> [Objective]:
Set down all of the entries word for word, omitting the images they contain.

> [Entries supplied]:
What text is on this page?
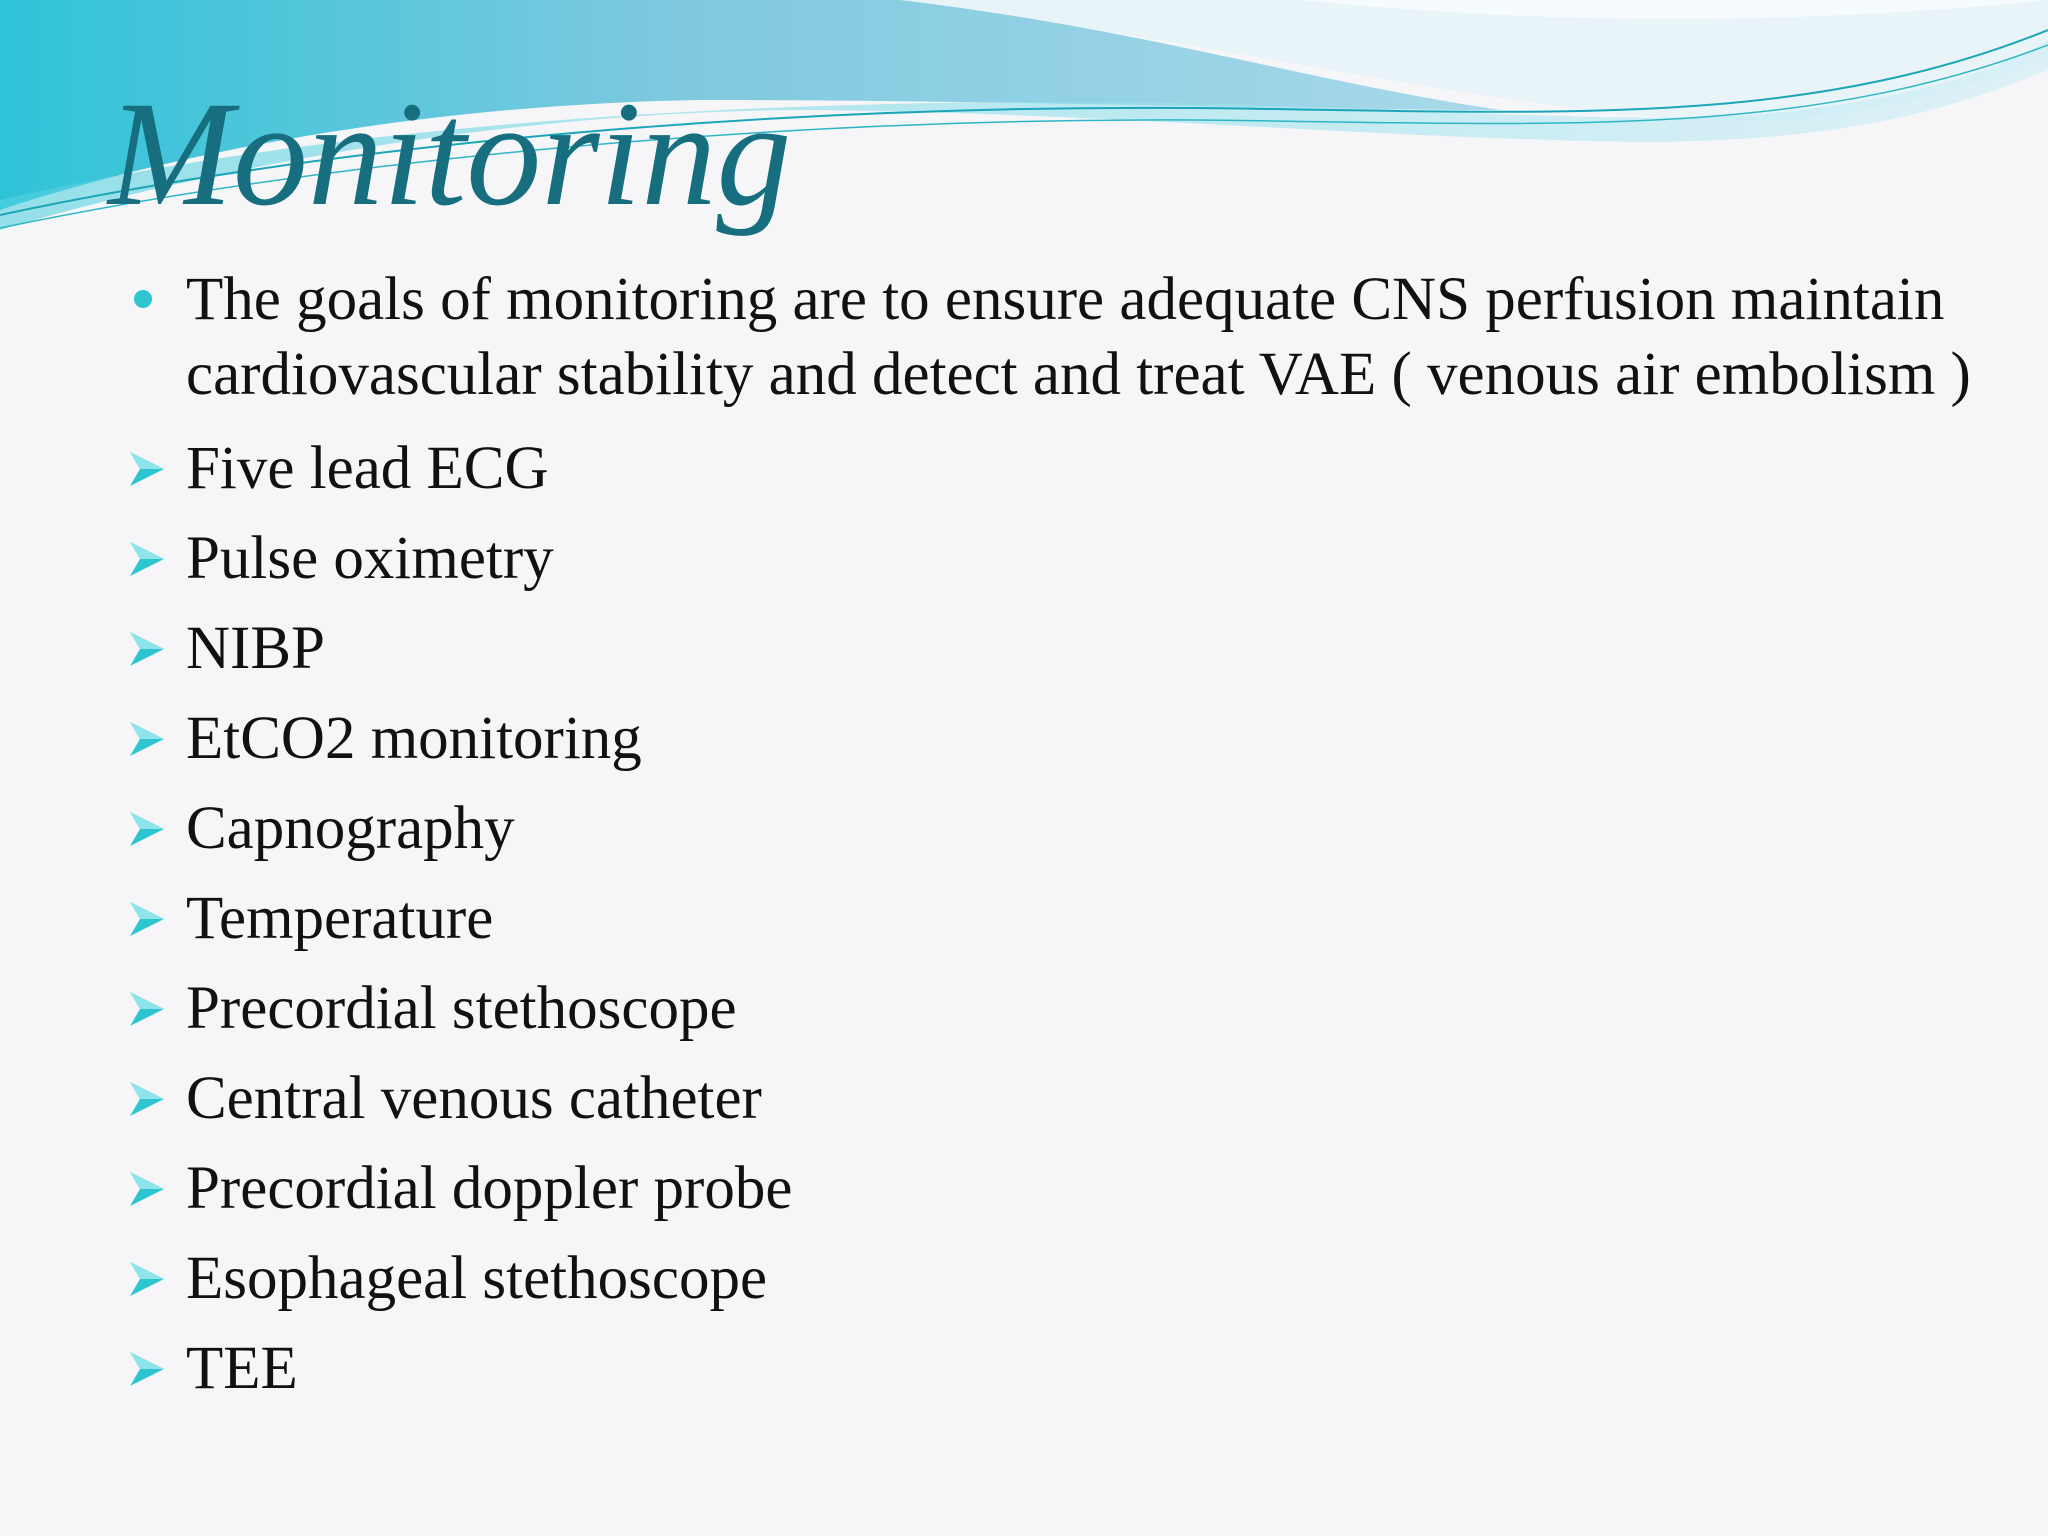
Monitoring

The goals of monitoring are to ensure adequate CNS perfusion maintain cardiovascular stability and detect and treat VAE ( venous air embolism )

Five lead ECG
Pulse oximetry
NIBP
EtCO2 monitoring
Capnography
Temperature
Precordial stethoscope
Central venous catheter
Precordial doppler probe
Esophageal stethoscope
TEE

> [Problem solution]:
What text is on this page?
Monitoring

The goals of monitoring are to ensure adequate CNS perfusion maintain cardiovascular stability and detect and treat VAE ( venous air embolism )

Five lead ECG
Pulse oximetry
NIBP
EtCO2 monitoring
Capnography
Temperature
Precordial stethoscope
Central venous catheter
Precordial doppler probe
Esophageal stethoscope
TEE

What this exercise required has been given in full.